(Stored dataset items)
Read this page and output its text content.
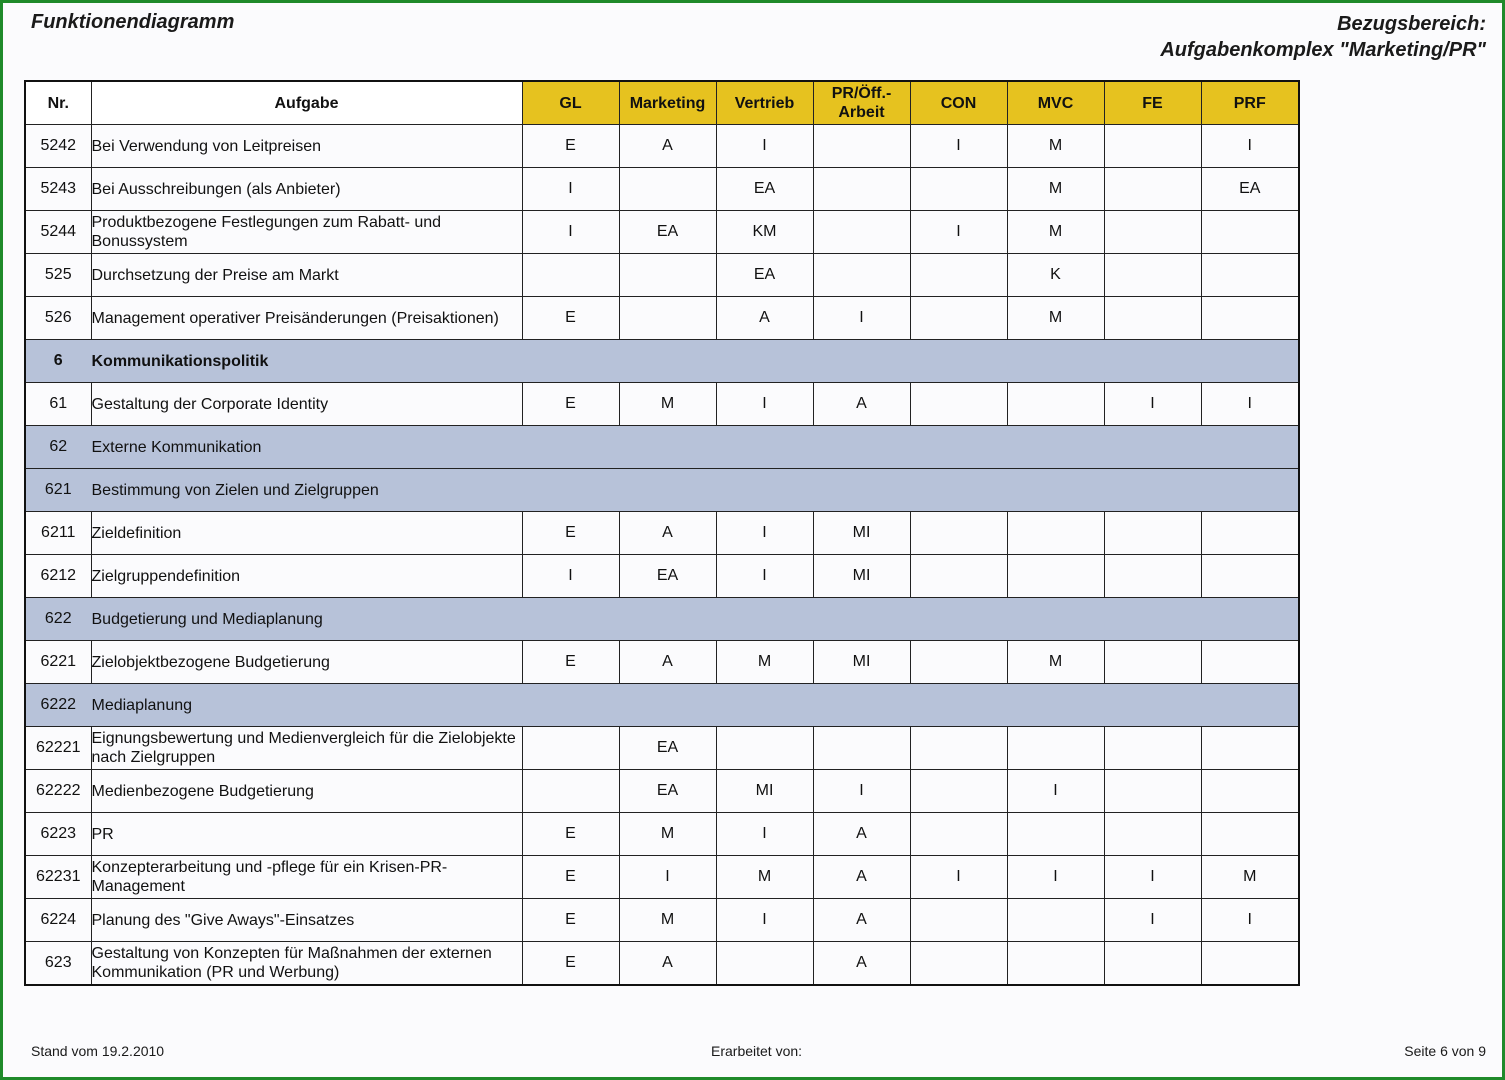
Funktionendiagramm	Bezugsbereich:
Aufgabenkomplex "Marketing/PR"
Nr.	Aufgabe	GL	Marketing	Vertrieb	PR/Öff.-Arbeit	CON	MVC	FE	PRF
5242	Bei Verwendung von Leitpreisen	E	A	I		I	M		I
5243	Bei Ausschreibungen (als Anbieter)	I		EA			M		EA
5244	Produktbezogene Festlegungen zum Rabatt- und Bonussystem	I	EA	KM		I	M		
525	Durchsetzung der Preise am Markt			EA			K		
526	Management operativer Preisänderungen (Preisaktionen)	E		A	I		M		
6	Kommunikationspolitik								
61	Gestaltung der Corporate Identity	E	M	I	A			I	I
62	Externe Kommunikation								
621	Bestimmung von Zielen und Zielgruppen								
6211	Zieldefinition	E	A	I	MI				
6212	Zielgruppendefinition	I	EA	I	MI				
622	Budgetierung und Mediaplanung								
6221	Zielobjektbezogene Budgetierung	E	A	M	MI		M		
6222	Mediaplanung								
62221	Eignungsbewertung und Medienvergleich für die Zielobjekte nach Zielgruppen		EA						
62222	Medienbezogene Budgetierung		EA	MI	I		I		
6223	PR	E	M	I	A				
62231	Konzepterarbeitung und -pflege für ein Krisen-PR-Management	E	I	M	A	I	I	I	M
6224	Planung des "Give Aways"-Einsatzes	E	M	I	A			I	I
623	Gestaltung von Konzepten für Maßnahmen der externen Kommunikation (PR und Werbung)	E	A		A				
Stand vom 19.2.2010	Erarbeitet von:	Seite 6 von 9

**Short problem:** Extract every line containing the string "Marketing" from the data above.

**Answer to the task:**
Aufgabenkomplex "Marketing/PR"
Nr.	Aufgabe	GL	Marketing	Vertrieb	PR/Öff.-Arbeit	CON	MVC	FE	PRF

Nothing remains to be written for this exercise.